* _Exercise requirements_:
1. In the text on Sweden's NATO bid, on what date did Ann Linde sign Sweden's application to join NATO?
2. Please output the stretch of the text on Sweden's NATO bid from "The European Union" through "both countries' applications.", copied word for word.

* _Source document_:
══════════════════════════════
Andersson announced that Sweden would apply for NATO membership on 16 May 2022, in coordination with neighboring Finland's application. On 17 May 2022, Ann Linde, Sweden's foreign minister, signed Sweden's application to join NATO. The following day, both countries' applications were formally submitted to NATO Secretary General Jens Stoltenberg.

The European Union announced its support for Finland and Sweden's NATO membership.
Croatia's president Zoran Milanović stated that his country should block ratification of Sweden's accession until electoral reform measures are implemented in neighbouring Bosnia and Herzegovina, though the Foreign Minister expressed the government's support for any application. On 28 April 2022, Croatian Foreign Minister Gordan Grlić-Radman announced that Croatia supports Finland and Sweden's applications for membership in NATO. In May 2022, various governments (including those of Albania, Portugal, and the United Kingdom) and their leaders (including the presidents of France and the United States) announced support for both countries' applications.
══════════════════════════════
* _Entries supplied_:
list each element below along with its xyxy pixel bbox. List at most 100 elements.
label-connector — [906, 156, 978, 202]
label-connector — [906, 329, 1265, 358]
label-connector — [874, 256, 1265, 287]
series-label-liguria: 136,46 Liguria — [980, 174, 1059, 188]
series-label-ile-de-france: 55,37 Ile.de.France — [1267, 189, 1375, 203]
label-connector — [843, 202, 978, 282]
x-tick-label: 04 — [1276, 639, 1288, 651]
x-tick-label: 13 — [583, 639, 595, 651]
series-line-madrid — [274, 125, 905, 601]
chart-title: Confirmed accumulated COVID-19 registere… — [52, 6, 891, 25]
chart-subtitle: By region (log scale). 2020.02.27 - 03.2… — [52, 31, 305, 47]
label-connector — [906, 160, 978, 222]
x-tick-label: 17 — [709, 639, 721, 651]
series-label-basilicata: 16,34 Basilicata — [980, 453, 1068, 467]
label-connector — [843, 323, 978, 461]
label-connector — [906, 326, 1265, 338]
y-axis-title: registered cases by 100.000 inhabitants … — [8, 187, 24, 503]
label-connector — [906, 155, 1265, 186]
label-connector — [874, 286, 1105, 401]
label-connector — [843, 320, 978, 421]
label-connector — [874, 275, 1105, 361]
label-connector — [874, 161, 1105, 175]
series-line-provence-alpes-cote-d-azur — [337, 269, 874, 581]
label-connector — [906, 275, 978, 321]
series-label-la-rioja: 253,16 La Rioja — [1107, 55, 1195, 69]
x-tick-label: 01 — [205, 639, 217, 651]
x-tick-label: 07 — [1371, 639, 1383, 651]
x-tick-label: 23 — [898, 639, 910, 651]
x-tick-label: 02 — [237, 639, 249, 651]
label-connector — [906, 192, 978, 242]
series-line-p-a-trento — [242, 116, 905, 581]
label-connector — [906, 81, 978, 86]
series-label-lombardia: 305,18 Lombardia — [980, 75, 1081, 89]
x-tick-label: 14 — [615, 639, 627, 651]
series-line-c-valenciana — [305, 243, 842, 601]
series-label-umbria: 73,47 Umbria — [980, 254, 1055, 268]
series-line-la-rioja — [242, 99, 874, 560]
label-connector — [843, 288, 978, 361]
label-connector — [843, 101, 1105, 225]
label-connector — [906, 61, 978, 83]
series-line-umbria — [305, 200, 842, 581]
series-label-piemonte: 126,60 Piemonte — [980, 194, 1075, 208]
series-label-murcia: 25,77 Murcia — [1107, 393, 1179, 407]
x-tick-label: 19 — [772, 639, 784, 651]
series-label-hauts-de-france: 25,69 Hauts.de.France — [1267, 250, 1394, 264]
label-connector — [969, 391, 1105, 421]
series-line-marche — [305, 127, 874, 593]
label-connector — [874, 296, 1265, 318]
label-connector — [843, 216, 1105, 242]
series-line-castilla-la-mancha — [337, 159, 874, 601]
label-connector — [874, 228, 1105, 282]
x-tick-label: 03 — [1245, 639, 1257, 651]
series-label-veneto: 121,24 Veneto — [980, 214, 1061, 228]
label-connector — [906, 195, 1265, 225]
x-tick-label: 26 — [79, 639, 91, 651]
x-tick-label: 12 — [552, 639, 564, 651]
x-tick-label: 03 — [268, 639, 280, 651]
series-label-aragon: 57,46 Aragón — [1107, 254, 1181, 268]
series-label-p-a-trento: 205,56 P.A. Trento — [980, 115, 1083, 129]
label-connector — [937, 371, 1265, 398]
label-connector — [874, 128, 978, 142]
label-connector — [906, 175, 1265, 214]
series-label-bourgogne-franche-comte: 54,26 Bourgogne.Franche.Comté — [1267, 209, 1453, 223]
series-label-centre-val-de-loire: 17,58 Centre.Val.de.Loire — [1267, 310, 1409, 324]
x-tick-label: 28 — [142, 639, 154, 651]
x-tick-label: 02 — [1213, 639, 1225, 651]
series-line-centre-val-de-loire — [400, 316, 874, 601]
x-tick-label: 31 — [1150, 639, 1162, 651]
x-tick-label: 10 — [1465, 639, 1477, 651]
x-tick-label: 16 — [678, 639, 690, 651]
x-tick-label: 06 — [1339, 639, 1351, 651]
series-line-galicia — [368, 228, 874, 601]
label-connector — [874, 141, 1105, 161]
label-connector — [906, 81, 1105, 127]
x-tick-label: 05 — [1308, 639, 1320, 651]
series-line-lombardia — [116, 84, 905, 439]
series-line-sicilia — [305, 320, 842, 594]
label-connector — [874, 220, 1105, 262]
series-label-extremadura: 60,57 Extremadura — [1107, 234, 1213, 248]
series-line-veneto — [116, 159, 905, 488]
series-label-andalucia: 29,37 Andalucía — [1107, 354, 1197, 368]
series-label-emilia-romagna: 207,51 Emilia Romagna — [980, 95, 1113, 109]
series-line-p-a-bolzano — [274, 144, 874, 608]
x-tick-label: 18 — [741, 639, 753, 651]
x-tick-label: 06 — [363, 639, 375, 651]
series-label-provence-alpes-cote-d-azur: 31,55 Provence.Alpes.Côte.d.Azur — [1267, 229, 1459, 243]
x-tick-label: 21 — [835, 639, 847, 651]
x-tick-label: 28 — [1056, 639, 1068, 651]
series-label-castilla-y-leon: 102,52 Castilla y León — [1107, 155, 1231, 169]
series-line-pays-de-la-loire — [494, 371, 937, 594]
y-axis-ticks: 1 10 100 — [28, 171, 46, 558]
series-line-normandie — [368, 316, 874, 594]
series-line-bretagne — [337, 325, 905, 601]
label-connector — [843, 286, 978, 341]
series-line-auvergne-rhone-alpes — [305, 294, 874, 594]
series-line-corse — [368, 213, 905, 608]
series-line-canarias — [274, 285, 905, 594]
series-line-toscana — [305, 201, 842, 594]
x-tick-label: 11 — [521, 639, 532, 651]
══════════════════════════════
* _Numbered responses_:
1. 17 May 2022

2.
The European Union announced its support for Finland and Sweden's NATO membership.
Croatia's president Zoran Milanović stated that his country should block ratification of Sweden's accession until electoral reform measures are implemented in neighbouring Bosnia and Herzegovina, though the Foreign Minister expressed the government's support for any application. On 28 April 2022, Croatian Foreign Minister Gordan Grlić-Radman announced that Croatia supports Finland and Sweden's applications for membership in NATO. In May 2022, various governments (including those of Albania, Portugal, and the United Kingdom) and their leaders (including the presidents of France and the United States) announced support for both countries' applications.